++++ TASK DATA

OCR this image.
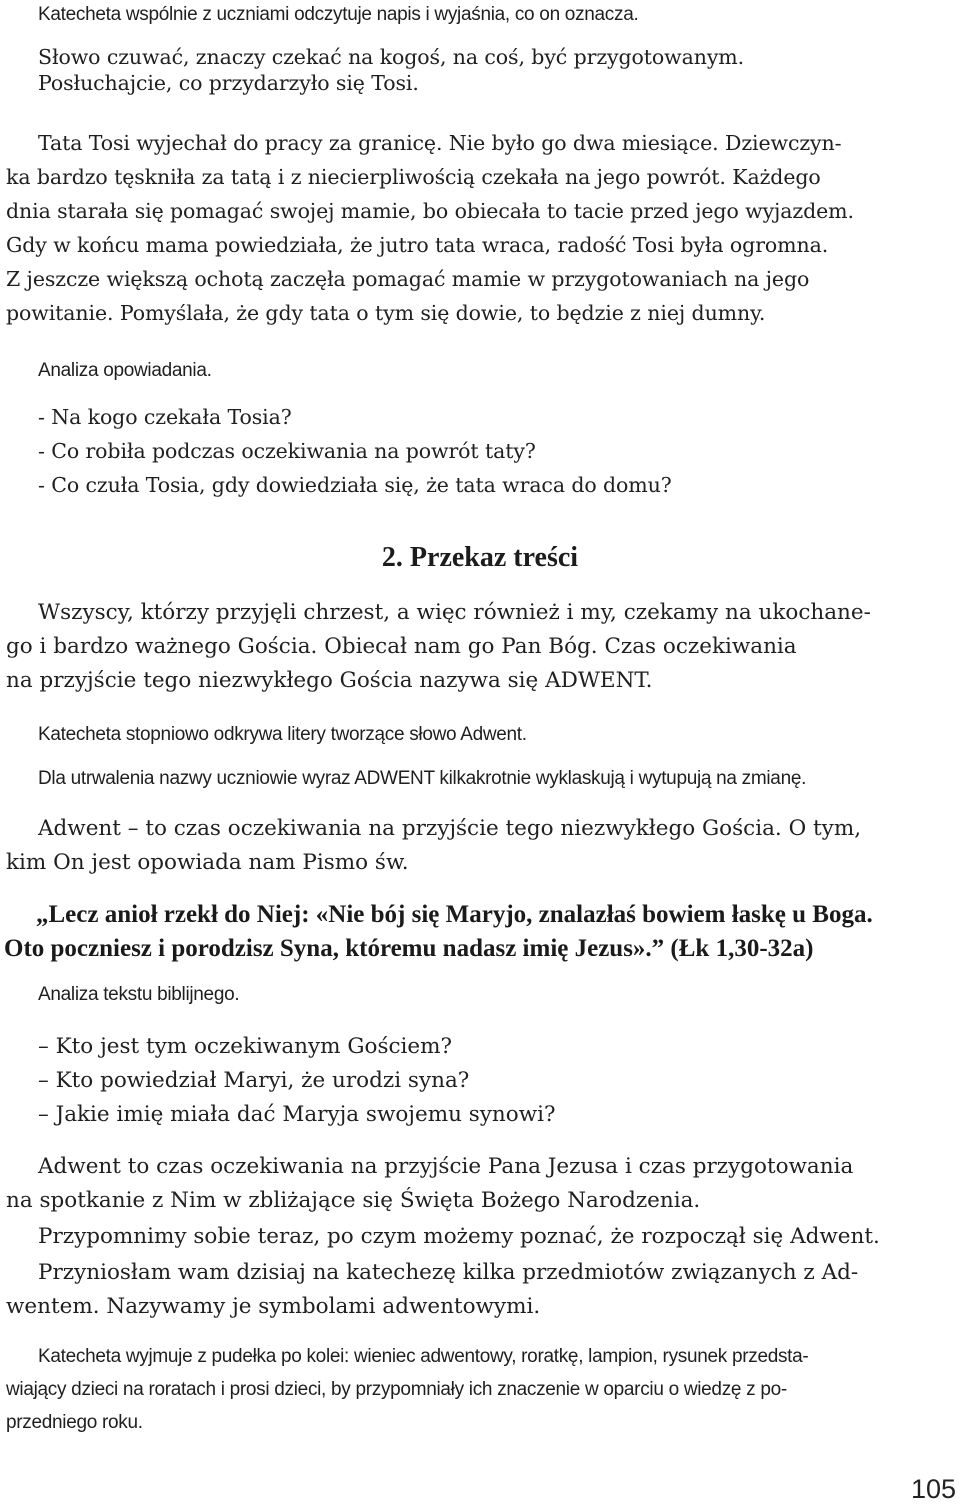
Katecheta wspólnie z uczniami odczytuje napis i wyjaśnia, co on oznacza.

Słowo czuwać, znaczy czekać na kogoś, na coś, być przygotowanym.
Posłuchajcie, co przydarzyło się Tosi.
Tata Tosi wyjechał do pracy za granicę. Nie było go dwa miesiące. Dziewczyn-
ka bardzo tęskniła za tatą i z niecierpliwością czekała na jego powrót. Każdego
dnia starała się pomagać swojej mamie, bo obiecała to tacie przed jego wyjazdem.
Gdy w końcu mama powiedziała, że jutro tata wraca, radość Tosi była ogromna.
Z jeszcze większą ochotą zaczęła pomagać mamie w przygotowaniach na jego
powitanie. Pomyślała, że gdy tata o tym się dowie, to będzie z niej dumny.

Analiza opowiadania.

- Na kogo czekała Tosia?
- Co robiła podczas oczekiwania na powrót taty?
- Co czuła Tosia, gdy dowiedziała się, że tata wraca do domu?
2. Przekaz treści
Wszyscy, którzy przyjęli chrzest, a więc również i my, czekamy na ukochane-
go i bardzo ważnego Gościa. Obiecał nam go Pan Bóg. Czas oczekiwania
na przyjście tego niezwykłego Gościa nazywa się ADWENT.

Katecheta stopniowo odkrywa litery tworzące słowo Adwent.

Dla utrwalenia nazwy uczniowie wyraz ADWENT kilkakrotnie wyklaskują i wytupują na zmianę.

Adwent – to czas oczekiwania na przyjście tego niezwykłego Gościa. O tym,
kim On jest opowiada nam Pismo św.
„Lecz anioł rzekł do Niej: «Nie bój się Maryjo, znalazłaś bowiem łaskę u Boga.
Oto pocznie​sz i porodzisz Syna, któremu nadasz imię Jezus».” (Łk 1,30-32a)

Analiza tekstu biblijnego.

– Kto jest tym oczekiwanym Gościem?
– Kto powiedział Maryi, że urodzi syna?
– Jakie imię miała dać Maryja swojemu synowi?
Adwent to czas oczekiwania na przyjście Pana Jezusa i czas przygotowania
na spotkanie z Nim w zbliżające się Święta Bożego Narodzenia.
Przypomnimy sobie teraz, po czym możemy poznać, że rozpoczął się Adwent.
Przyniosłam wam dzisiaj na katechezę kilka przedmiotów związanych z Ad-
wentem. Nazywamy je symbolami adwentowymi.
Katecheta wyjmuje z pudełka po kolei: wieniec adwentowy, roratkę, lampion, rysunek przedsta-
wiający dzieci na roratach i prosi dzieci, by przypomniały ich znaczenie w oparciu o wiedzę z po-
przedniego roku.
105
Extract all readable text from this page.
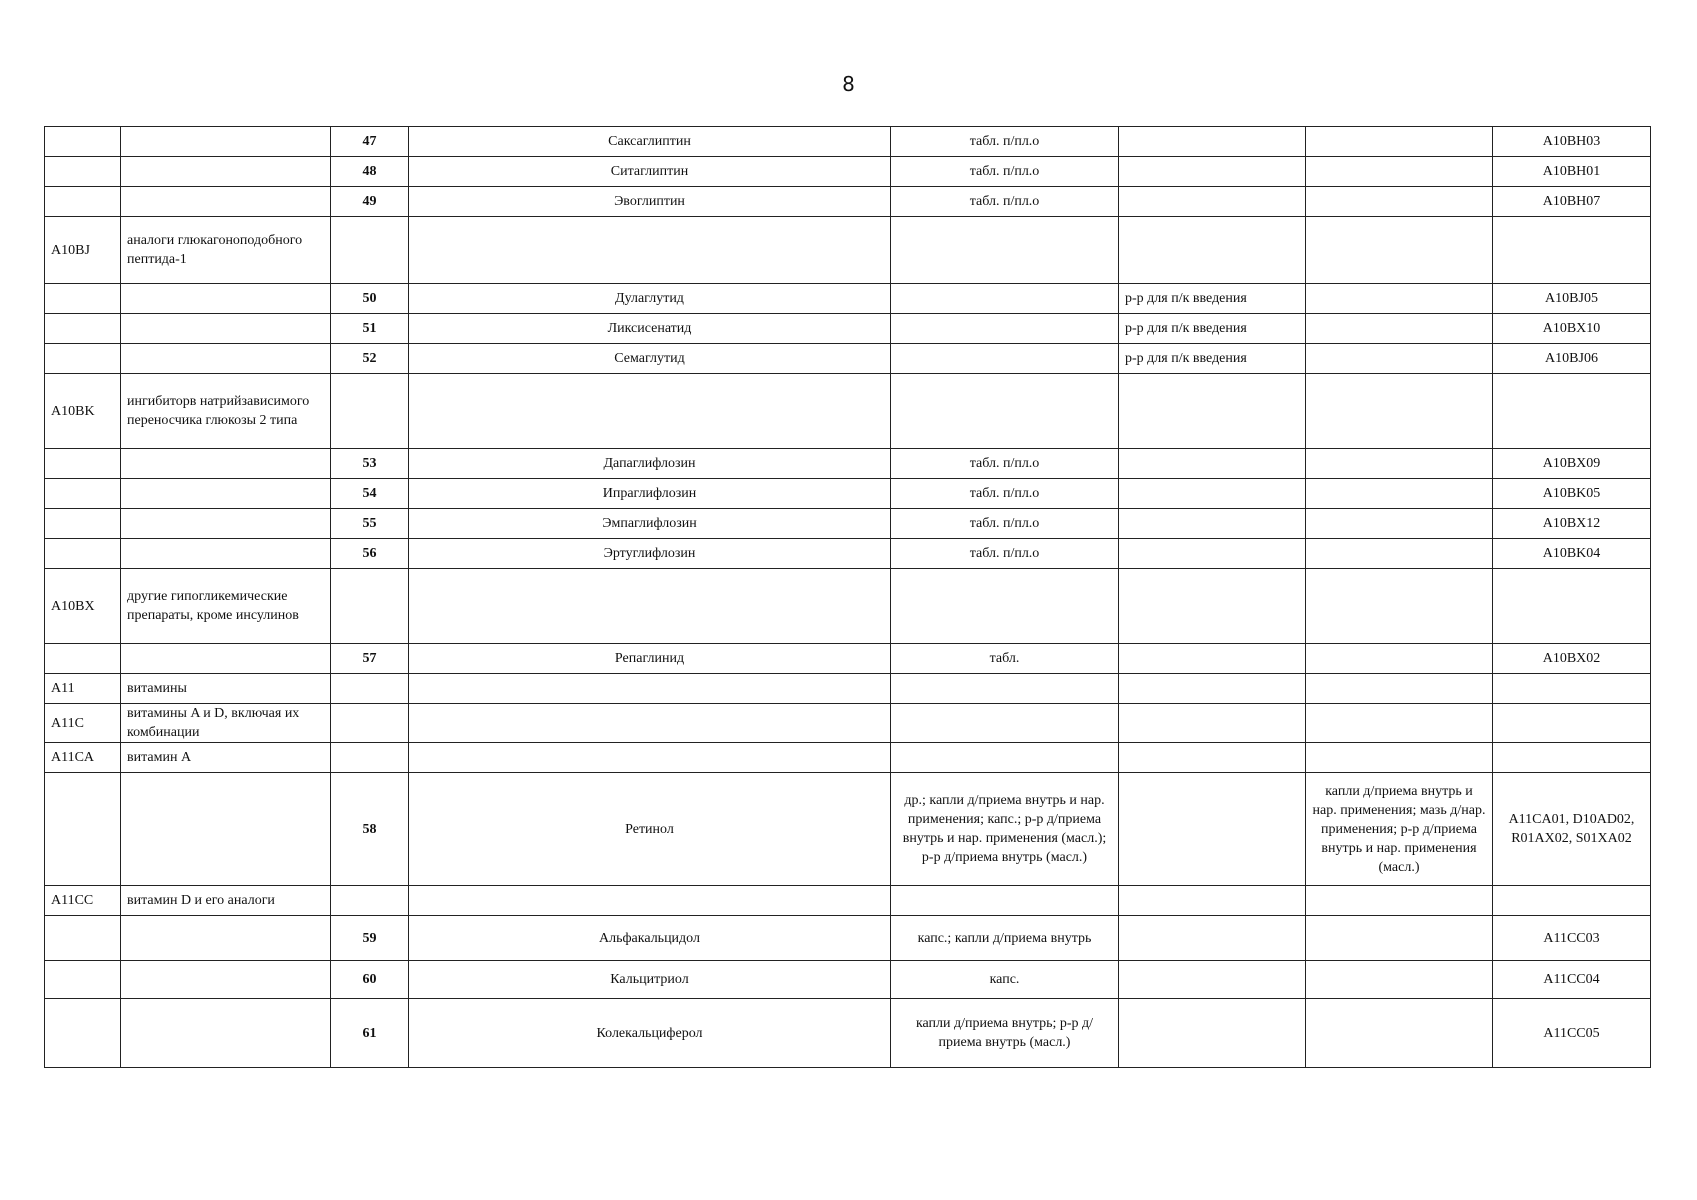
8
		47	Саксаглиптин	табл. п/пл.о			A10BH03
		48	Ситаглиптин	табл. п/пл.о			A10BH01
		49	Эвоглиптин	табл. п/пл.о			A10BH07
A10BJ	аналоги глюкагоноподобного пептида-1						
		50	Дулаглутид		р-р для п/к введения		A10BJ05
		51	Ликсисенатид		р-р для п/к введения		A10BX10
		52	Семаглутид		р-р для п/к введения		A10BJ06
A10BK	ингибиторв натрийзависимого переносчика глюкозы 2 типа						
		53	Дапаглифлозин	табл. п/пл.о			A10BX09
		54	Ипраглифлозин	табл. п/пл.о			A10BK05
		55	Эмпаглифлозин	табл. п/пл.о			A10BX12
		56	Эртуглифлозин	табл. п/пл.о			A10BK04
A10BX	другие гипогликемические препараты, кроме инсулинов						
		57	Репаглинид	табл.			A10BX02
A11	витамины						
A11C	витамины A и D, включая их комбинации						
A11CA	витамин A						
		58	Ретинол	др.; капли д/приема внутрь и нар. применения; капс.; р-р д/приема внутрь и нар. применения (масл.); р-р д/приема внутрь (масл.)		капли д/приема внутрь и нар. применения; мазь д/нар. применения; р-р д/приема внутрь и нар. применения (масл.)	A11CA01, D10AD02, R01AX02, S01XA02
A11CC	витамин D и его аналоги						
		59	Альфакальцидол	капс.; капли д/приема внутрь			A11CC03
		60	Кальцитриол	капс.			A11CC04
		61	Колекальциферол	капли д/приема внутрь; р-р д/приема внутрь (масл.)			A11CC05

++++++++

TASK INSTRUCTIONS:
Which lines hold the word "czekała"? Return all of them from the records above.

RIGHT ANSWER:
ka bardzo tęskniła za tatą i z niecierpliwością czekała na jego powrót. Każdego
- Na kogo czekała Tosia?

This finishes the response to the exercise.